(Records that describe figures)

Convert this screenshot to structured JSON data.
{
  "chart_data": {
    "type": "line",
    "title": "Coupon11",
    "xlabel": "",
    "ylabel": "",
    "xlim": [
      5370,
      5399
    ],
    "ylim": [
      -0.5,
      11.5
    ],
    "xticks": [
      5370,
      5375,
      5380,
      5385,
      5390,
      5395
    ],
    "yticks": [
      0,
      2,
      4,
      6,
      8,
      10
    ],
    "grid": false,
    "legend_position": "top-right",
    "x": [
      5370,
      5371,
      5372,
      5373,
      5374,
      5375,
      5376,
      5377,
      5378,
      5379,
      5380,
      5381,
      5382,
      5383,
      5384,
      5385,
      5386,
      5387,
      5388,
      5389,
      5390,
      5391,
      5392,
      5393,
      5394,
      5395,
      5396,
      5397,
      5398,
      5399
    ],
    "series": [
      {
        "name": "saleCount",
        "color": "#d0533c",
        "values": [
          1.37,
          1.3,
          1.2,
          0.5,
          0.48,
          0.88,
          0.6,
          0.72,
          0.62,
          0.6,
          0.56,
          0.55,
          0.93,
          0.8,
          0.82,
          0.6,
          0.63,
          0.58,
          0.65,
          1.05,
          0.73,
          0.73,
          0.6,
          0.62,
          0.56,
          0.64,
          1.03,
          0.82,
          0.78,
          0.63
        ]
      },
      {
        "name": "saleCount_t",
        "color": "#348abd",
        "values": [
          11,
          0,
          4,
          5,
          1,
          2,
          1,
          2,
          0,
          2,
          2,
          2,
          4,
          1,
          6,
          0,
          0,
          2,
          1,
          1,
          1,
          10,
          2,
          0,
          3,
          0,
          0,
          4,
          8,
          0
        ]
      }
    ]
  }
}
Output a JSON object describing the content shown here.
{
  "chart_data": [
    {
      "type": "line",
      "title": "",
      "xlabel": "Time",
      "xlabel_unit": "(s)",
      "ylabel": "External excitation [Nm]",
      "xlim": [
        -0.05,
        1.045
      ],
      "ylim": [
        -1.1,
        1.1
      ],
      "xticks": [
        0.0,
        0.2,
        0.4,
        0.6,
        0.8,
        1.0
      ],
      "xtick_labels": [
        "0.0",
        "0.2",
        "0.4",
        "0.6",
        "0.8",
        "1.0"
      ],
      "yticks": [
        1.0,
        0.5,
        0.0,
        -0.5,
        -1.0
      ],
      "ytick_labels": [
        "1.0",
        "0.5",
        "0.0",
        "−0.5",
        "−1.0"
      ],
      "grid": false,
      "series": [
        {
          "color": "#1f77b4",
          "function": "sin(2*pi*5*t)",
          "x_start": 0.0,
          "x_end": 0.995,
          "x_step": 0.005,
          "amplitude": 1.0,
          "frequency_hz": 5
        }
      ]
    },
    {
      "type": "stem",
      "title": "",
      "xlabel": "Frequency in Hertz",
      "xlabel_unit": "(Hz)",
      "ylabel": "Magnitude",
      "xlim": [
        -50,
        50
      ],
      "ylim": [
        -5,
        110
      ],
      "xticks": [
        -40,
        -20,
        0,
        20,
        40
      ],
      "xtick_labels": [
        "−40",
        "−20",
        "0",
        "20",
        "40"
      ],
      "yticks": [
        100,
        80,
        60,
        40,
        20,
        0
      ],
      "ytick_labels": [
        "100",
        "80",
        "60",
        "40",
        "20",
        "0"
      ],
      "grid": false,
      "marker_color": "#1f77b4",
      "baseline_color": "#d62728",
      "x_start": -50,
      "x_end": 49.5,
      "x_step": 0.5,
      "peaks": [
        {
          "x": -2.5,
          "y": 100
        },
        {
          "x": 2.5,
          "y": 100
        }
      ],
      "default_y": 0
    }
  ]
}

▸ **WORK TO COMPLETE**
Take every line above carrying "ylabel" and return it.

▸ **EXERCISE ANSWER**
    "ylabel": "",
      "ylabel": "External excitation [Nm]",
      "ylabel": "Magnitude",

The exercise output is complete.